-- START LISTING --
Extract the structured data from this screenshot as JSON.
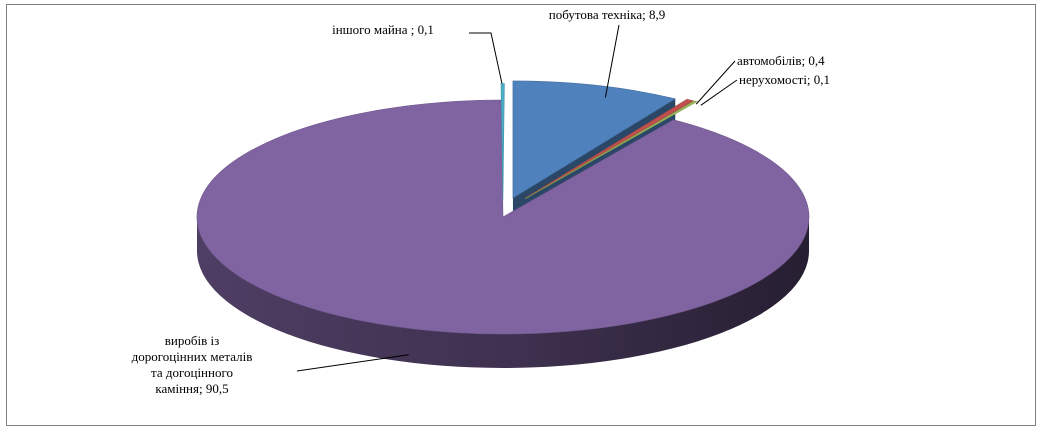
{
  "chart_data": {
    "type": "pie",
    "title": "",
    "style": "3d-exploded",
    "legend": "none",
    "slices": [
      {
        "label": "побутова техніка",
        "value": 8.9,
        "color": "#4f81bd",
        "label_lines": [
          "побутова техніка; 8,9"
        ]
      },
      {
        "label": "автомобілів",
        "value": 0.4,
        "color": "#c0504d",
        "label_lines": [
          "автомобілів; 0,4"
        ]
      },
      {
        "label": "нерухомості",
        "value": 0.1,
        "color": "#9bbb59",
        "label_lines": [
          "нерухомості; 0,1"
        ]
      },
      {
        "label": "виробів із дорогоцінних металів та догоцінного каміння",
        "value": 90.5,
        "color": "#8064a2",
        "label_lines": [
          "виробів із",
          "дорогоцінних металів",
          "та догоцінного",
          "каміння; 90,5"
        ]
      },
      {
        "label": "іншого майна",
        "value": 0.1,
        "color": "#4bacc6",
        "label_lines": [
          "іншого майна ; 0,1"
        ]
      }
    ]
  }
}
-- END LISTING --
WORK INSTRUCTIONS:
Write out every line above exactly as it is, leaving out the pictures.

CORRECT RESPONSE:
Extract the structured data from this screenshot as JSON.
{
  "chart_data": {
    "type": "pie",
    "title": "",
    "style": "3d-exploded",
    "legend": "none",
    "slices": [
      {
        "label": "побутова техніка",
        "value": 8.9,
        "color": "#4f81bd",
        "label_lines": [
          "побутова техніка; 8,9"
        ]
      },
      {
        "label": "автомобілів",
        "value": 0.4,
        "color": "#c0504d",
        "label_lines": [
          "автомобілів; 0,4"
        ]
      },
      {
        "label": "нерухомості",
        "value": 0.1,
        "color": "#9bbb59",
        "label_lines": [
          "нерухомості; 0,1"
        ]
      },
      {
        "label": "виробів із дорогоцінних металів та догоцінного каміння",
        "value": 90.5,
        "color": "#8064a2",
        "label_lines": [
          "виробів із",
          "дорогоцінних металів",
          "та догоцінного",
          "каміння; 90,5"
        ]
      },
      {
        "label": "іншого майна",
        "value": 0.1,
        "color": "#4bacc6",
        "label_lines": [
          "іншого майна ; 0,1"
        ]
      }
    ]
  }
}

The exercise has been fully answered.